[Dataset items]
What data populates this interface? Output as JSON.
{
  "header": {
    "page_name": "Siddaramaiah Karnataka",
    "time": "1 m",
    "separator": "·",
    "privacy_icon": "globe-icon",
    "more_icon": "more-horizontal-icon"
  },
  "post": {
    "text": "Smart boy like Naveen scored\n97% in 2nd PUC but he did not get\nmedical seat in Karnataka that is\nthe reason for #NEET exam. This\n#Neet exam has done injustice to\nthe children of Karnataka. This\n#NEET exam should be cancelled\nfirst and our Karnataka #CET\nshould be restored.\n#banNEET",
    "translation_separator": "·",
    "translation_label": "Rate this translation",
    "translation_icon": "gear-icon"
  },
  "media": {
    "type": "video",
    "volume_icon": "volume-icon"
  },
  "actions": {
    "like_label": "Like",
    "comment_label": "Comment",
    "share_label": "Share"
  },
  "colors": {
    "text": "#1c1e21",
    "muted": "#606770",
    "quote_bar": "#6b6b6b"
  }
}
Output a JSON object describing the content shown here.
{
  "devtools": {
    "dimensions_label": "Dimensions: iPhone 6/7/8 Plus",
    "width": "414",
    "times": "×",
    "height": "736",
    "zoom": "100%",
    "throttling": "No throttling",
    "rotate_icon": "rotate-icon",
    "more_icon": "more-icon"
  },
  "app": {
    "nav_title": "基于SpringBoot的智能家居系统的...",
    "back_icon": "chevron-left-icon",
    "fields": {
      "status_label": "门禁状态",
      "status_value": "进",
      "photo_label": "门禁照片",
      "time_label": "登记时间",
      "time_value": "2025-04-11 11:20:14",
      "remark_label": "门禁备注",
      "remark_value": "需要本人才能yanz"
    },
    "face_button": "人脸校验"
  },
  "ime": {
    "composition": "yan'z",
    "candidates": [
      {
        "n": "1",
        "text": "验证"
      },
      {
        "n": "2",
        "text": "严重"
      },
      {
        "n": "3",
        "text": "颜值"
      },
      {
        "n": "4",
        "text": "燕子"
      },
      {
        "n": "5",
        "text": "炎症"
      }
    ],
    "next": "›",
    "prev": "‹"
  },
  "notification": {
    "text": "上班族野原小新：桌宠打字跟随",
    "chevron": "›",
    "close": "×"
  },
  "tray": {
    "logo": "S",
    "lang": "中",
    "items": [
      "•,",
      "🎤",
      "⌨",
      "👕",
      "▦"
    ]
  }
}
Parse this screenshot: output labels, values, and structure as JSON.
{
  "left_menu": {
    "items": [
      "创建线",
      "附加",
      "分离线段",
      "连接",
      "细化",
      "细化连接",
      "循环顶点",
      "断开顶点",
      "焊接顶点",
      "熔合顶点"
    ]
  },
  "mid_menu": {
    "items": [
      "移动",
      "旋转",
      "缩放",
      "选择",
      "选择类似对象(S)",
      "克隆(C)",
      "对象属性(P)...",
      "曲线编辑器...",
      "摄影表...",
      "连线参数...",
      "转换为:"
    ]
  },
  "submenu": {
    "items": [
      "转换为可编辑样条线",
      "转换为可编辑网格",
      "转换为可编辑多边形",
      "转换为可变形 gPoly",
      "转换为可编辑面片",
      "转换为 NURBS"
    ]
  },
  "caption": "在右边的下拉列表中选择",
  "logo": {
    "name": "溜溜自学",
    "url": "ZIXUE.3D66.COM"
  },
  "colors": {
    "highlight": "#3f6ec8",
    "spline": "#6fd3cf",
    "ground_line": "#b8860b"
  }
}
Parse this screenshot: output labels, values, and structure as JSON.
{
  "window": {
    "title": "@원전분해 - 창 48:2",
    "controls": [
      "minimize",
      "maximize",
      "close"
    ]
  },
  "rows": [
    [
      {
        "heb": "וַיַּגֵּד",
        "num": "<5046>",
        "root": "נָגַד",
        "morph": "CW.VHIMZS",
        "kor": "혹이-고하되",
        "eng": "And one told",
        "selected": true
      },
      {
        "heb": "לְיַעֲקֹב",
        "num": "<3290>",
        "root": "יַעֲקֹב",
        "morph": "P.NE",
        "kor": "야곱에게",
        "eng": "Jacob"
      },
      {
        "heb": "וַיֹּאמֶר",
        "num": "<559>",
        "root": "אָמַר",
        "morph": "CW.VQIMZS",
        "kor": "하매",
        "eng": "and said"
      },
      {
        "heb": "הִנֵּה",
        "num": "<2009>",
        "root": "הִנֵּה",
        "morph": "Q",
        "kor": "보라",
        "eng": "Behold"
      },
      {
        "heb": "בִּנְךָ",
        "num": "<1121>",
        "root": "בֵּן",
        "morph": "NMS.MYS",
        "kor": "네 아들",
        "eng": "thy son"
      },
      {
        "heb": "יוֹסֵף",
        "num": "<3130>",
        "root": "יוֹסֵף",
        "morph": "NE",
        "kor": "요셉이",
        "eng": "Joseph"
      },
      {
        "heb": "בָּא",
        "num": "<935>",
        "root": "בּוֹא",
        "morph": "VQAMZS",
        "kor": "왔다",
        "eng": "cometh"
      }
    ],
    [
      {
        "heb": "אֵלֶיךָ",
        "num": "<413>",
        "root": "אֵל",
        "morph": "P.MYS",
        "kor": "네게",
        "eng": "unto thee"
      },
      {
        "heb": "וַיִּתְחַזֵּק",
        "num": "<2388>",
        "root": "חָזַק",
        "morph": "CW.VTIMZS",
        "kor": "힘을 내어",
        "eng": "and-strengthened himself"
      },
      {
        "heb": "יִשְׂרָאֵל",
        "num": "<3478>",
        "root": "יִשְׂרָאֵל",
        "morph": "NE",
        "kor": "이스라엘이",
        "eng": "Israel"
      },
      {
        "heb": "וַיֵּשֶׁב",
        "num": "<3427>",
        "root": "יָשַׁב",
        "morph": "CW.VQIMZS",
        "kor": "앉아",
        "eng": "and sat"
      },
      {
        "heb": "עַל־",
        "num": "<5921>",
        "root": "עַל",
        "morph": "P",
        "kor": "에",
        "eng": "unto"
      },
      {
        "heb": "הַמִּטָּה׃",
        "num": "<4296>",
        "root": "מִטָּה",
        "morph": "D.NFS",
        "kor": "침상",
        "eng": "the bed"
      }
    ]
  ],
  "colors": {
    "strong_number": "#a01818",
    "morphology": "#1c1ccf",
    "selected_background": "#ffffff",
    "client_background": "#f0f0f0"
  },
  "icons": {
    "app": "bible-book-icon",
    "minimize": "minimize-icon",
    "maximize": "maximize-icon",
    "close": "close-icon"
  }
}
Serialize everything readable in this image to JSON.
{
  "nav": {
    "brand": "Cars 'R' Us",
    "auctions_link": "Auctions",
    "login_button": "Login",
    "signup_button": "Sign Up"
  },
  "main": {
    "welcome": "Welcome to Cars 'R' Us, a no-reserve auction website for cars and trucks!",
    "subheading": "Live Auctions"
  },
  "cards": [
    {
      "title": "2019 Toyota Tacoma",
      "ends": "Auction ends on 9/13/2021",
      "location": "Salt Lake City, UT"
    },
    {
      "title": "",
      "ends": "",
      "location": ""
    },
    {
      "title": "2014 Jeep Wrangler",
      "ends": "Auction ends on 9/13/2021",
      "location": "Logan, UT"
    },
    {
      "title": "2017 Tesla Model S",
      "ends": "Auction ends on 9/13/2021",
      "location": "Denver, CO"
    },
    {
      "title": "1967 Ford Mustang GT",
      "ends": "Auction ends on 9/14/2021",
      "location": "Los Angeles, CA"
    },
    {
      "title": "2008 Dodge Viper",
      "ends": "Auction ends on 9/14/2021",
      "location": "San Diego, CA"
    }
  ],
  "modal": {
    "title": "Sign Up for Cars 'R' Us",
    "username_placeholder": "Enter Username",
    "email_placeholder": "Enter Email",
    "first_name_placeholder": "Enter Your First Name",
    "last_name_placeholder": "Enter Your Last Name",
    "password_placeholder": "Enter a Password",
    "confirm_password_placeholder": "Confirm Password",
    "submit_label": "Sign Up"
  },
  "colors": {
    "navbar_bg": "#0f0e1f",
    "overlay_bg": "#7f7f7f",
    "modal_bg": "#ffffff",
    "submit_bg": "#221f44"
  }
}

# Your instructions
In the records above, how many lines hold the string "more"? Reply with only the number.

# Response to the exercise
2